start DATA ENTRIES

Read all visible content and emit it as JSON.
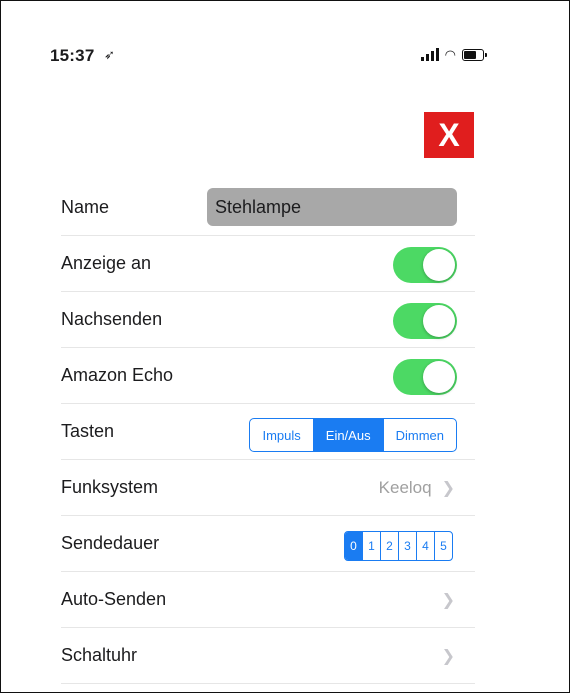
{
  "status_bar": {
    "time": "15:37"
  },
  "close_button": {
    "label": "X",
    "color": "#e01e1e"
  },
  "rows": {
    "name": {
      "label": "Name",
      "value": "Stehlampe"
    },
    "anzeige": {
      "label": "Anzeige an",
      "on": true
    },
    "nachsenden": {
      "label": "Nachsenden",
      "on": true
    },
    "echo": {
      "label": "Amazon Echo",
      "on": true
    },
    "tasten": {
      "label": "Tasten",
      "options": [
        "Impuls",
        "Ein/Aus",
        "Dimmen"
      ],
      "selected": "Ein/Aus"
    },
    "funksystem": {
      "label": "Funksystem",
      "value": "Keeloq"
    },
    "sendedauer": {
      "label": "Sendedauer",
      "options": [
        "0",
        "1",
        "2",
        "3",
        "4",
        "5"
      ],
      "selected": "0"
    },
    "autosenden": {
      "label": "Auto-Senden"
    },
    "schaltuhr": {
      "label": "Schaltuhr"
    }
  },
  "colors": {
    "toggle_on": "#4cd964",
    "accent": "#1a7cf2",
    "field_bg": "#a8a8a8"
  },
  "icons": {
    "chevron": "chevron-right-icon",
    "location": "location-arrow-icon"
  }
}
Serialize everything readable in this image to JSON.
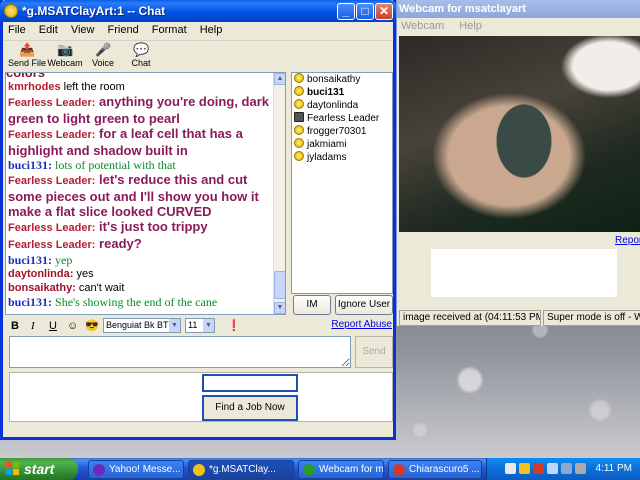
{
  "webcam": {
    "title": "Webcam for msatclayart",
    "menu": [
      "Webcam",
      "Help"
    ],
    "report_link": "Report",
    "status_left": "image received at (04:11:53 PM)",
    "status_right": "Super mode is off - What"
  },
  "chat": {
    "title": "*g.MSATClayArt:1 -- Chat",
    "menu": [
      "File",
      "Edit",
      "View",
      "Friend",
      "Format",
      "Help"
    ],
    "toolbar": {
      "send_file": "Send File",
      "webcam": "Webcam",
      "voice": "Voice",
      "chat": "Chat"
    },
    "log_cut_text": "colors",
    "messages": [
      {
        "user": "kmrhodes",
        "text": " left the room",
        "style": "normal",
        "user_color": "#c0182c",
        "text_color": "#000000"
      },
      {
        "user": "Fearless Leader:",
        "text": " anything you're doing, dark green to light green to pearl",
        "style": "big",
        "user_color": "#b22233",
        "text_color": "#8b1a5a"
      },
      {
        "user": "Fearless Leader:",
        "text": " for a leaf cell that has a highlight and shadow built in",
        "style": "big",
        "user_color": "#b22233",
        "text_color": "#8b1a5a"
      },
      {
        "user": "buci131:",
        "text": " lots of potential with that",
        "style": "serif",
        "user_color": "#1a2fc0",
        "text_color": "#0a8a2a"
      },
      {
        "user": "Fearless Leader:",
        "text": " let's reduce this and cut some pieces out and I'll show you how it make a flat slice looked CURVED",
        "style": "big",
        "user_color": "#b22233",
        "text_color": "#8b1a5a"
      },
      {
        "user": "Fearless Leader:",
        "text": " it's just too trippy",
        "style": "big",
        "user_color": "#b22233",
        "text_color": "#8b1a5a"
      },
      {
        "user": "Fearless Leader:",
        "text": " ready?",
        "style": "big",
        "user_color": "#b22233",
        "text_color": "#8b1a5a"
      },
      {
        "user": "buci131:",
        "text": " yep",
        "style": "serif",
        "user_color": "#1a2fc0",
        "text_color": "#0a8a2a"
      },
      {
        "user": "daytonlinda:",
        "text": " yes",
        "style": "normal",
        "user_color": "#a0122a",
        "text_color": "#000000"
      },
      {
        "user": "bonsaikathy:",
        "text": " can't wait",
        "style": "normal",
        "user_color": "#a0122a",
        "text_color": "#000000"
      },
      {
        "user": "buci131:",
        "text": " She's showing the end of the cane",
        "style": "serif",
        "user_color": "#1a2fc0",
        "text_color": "#0a8a2a"
      }
    ],
    "users": [
      {
        "name": "bonsaikathy",
        "bold": false,
        "cam": false
      },
      {
        "name": "buci131",
        "bold": true,
        "cam": false
      },
      {
        "name": "daytonlinda",
        "bold": false,
        "cam": false
      },
      {
        "name": "Fearless Leader",
        "bold": false,
        "cam": true
      },
      {
        "name": "frogger70301",
        "bold": false,
        "cam": false
      },
      {
        "name": "jakmiami",
        "bold": false,
        "cam": false
      },
      {
        "name": "jyladams",
        "bold": false,
        "cam": false
      }
    ],
    "im_button": "IM",
    "ignore_button": "Ignore User",
    "format": {
      "bold": "B",
      "italic": "I",
      "underline": "U",
      "font": "Benguiat Bk BT",
      "size": "11"
    },
    "report_abuse": "Report Abuse",
    "input_value": "",
    "send_button": "Send",
    "ad_button": "Find a Job Now"
  },
  "taskbar": {
    "start": "start",
    "tasks": [
      {
        "label": "Yahoo! Messe...",
        "color": "#6b2bb8"
      },
      {
        "label": "*g.MSATClay...",
        "color": "#f2c21a"
      },
      {
        "label": "Webcam for m...",
        "color": "#2a9a2a"
      },
      {
        "label": "Chiarascuro5 ...",
        "color": "#d23b2b"
      }
    ],
    "clock": "4:11 PM"
  },
  "colors": {
    "title_blue": "#0054e3",
    "taskbar_blue": "#245edb",
    "start_green": "#3c9a3c"
  }
}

end DATA ENTRIES

Give only the number of lines above that hold the string "Report".

EXERCISE RESULT >> 2